YOUR OBJECTIVE:
Write out all the entries word for word and omit any pictures.

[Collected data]
··········
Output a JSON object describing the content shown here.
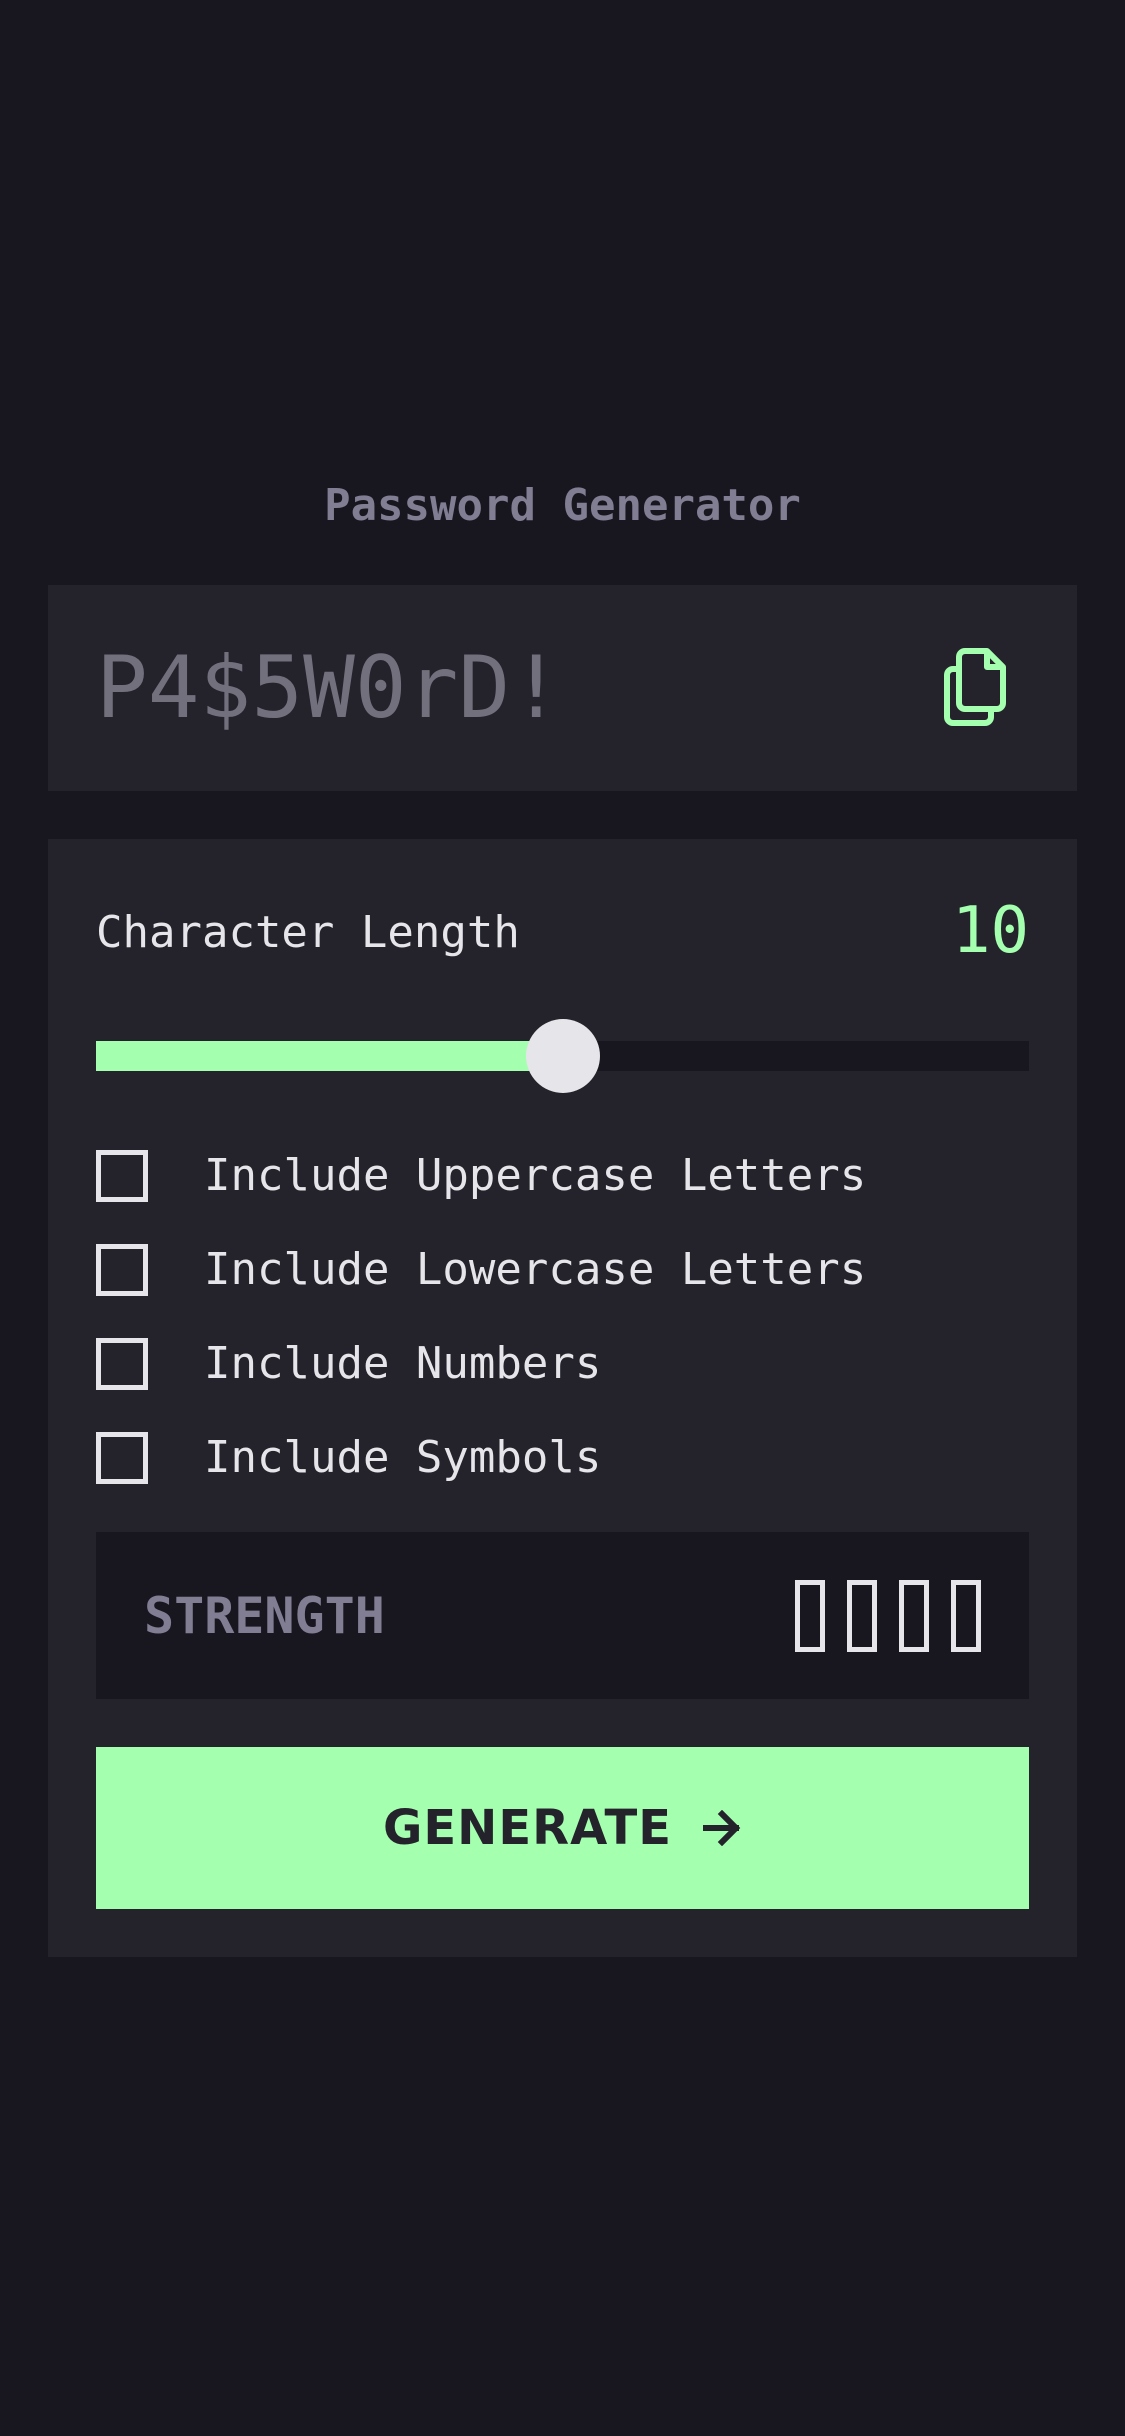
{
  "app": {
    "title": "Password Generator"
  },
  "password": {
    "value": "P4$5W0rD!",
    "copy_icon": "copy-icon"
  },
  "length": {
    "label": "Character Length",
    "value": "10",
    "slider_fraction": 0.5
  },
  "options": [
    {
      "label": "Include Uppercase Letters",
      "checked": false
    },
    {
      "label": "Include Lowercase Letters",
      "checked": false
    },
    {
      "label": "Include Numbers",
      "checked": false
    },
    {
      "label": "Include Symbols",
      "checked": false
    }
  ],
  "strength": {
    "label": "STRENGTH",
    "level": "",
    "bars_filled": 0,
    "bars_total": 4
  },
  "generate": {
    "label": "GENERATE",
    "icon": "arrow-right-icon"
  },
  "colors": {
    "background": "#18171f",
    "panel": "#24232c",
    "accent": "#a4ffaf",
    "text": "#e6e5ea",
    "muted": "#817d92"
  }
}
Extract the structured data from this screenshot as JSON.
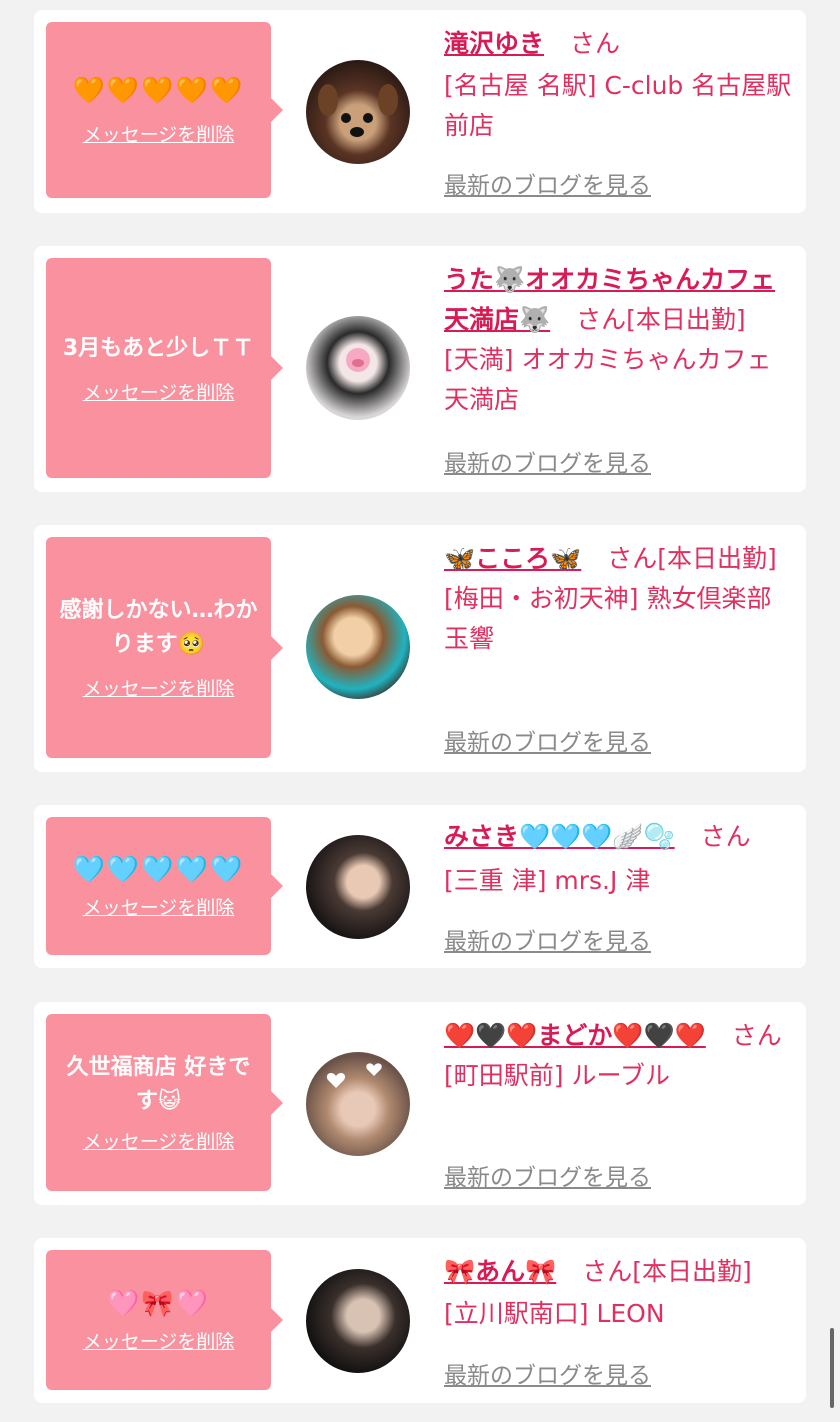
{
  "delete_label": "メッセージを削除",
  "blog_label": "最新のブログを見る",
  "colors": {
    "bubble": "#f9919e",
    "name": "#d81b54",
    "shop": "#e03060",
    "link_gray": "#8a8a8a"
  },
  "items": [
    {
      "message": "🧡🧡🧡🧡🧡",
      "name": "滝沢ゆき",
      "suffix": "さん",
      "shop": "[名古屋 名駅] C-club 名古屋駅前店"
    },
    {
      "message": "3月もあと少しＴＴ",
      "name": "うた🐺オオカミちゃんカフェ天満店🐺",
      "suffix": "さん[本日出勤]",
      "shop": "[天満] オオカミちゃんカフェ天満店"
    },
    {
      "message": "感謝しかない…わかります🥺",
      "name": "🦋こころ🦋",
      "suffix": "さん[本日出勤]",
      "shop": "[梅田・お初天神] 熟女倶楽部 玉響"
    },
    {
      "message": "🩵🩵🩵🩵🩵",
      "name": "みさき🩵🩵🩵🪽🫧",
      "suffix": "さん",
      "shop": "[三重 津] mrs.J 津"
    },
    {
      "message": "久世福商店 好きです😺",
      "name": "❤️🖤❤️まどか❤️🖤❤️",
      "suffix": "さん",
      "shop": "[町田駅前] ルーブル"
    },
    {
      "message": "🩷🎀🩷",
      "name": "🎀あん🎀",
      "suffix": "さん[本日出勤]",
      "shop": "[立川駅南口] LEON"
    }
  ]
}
··········
THE REPLY:
Output a JSON object describing the content shown here.
{
  "app": {
    "title": "Password Generator"
  },
  "password": {
    "value": "P4$5W0rD!",
    "copy_icon": "copy-icon"
  },
  "length": {
    "label": "Character Length",
    "value": "10",
    "slider_fraction": 0.5
  },
  "options": [
    {
      "label": "Include Uppercase Letters",
      "checked": false
    },
    {
      "label": "Include Lowercase Letters",
      "checked": false
    },
    {
      "label": "Include Numbers",
      "checked": false
    },
    {
      "label": "Include Symbols",
      "checked": false
    }
  ],
  "strength": {
    "label": "STRENGTH",
    "level": "",
    "bars_filled": 0,
    "bars_total": 4
  },
  "generate": {
    "label": "GENERATE",
    "icon": "arrow-right-icon"
  },
  "colors": {
    "background": "#18171f",
    "panel": "#24232c",
    "accent": "#a4ffaf",
    "text": "#e6e5ea",
    "muted": "#817d92"
  }
}
Extract the structured data from this screenshot as JSON.
{
  "delete_label": "メッセージを削除",
  "blog_label": "最新のブログを見る",
  "colors": {
    "bubble": "#f9919e",
    "name": "#d81b54",
    "shop": "#e03060",
    "link_gray": "#8a8a8a"
  },
  "items": [
    {
      "message": "🧡🧡🧡🧡🧡",
      "name": "滝沢ゆき",
      "suffix": "さん",
      "shop": "[名古屋 名駅] C-club 名古屋駅前店"
    },
    {
      "message": "3月もあと少しＴＴ",
      "name": "うた🐺オオカミちゃんカフェ天満店🐺",
      "suffix": "さん[本日出勤]",
      "shop": "[天満] オオカミちゃんカフェ天満店"
    },
    {
      "message": "感謝しかない…わかります🥺",
      "name": "🦋こころ🦋",
      "suffix": "さん[本日出勤]",
      "shop": "[梅田・お初天神] 熟女倶楽部 玉響"
    },
    {
      "message": "🩵🩵🩵🩵🩵",
      "name": "みさき🩵🩵🩵🪽🫧",
      "suffix": "さん",
      "shop": "[三重 津] mrs.J 津"
    },
    {
      "message": "久世福商店 好きです😺",
      "name": "❤️🖤❤️まどか❤️🖤❤️",
      "suffix": "さん",
      "shop": "[町田駅前] ルーブル"
    },
    {
      "message": "🩷🎀🩷",
      "name": "🎀あん🎀",
      "suffix": "さん[本日出勤]",
      "shop": "[立川駅南口] LEON"
    }
  ]
}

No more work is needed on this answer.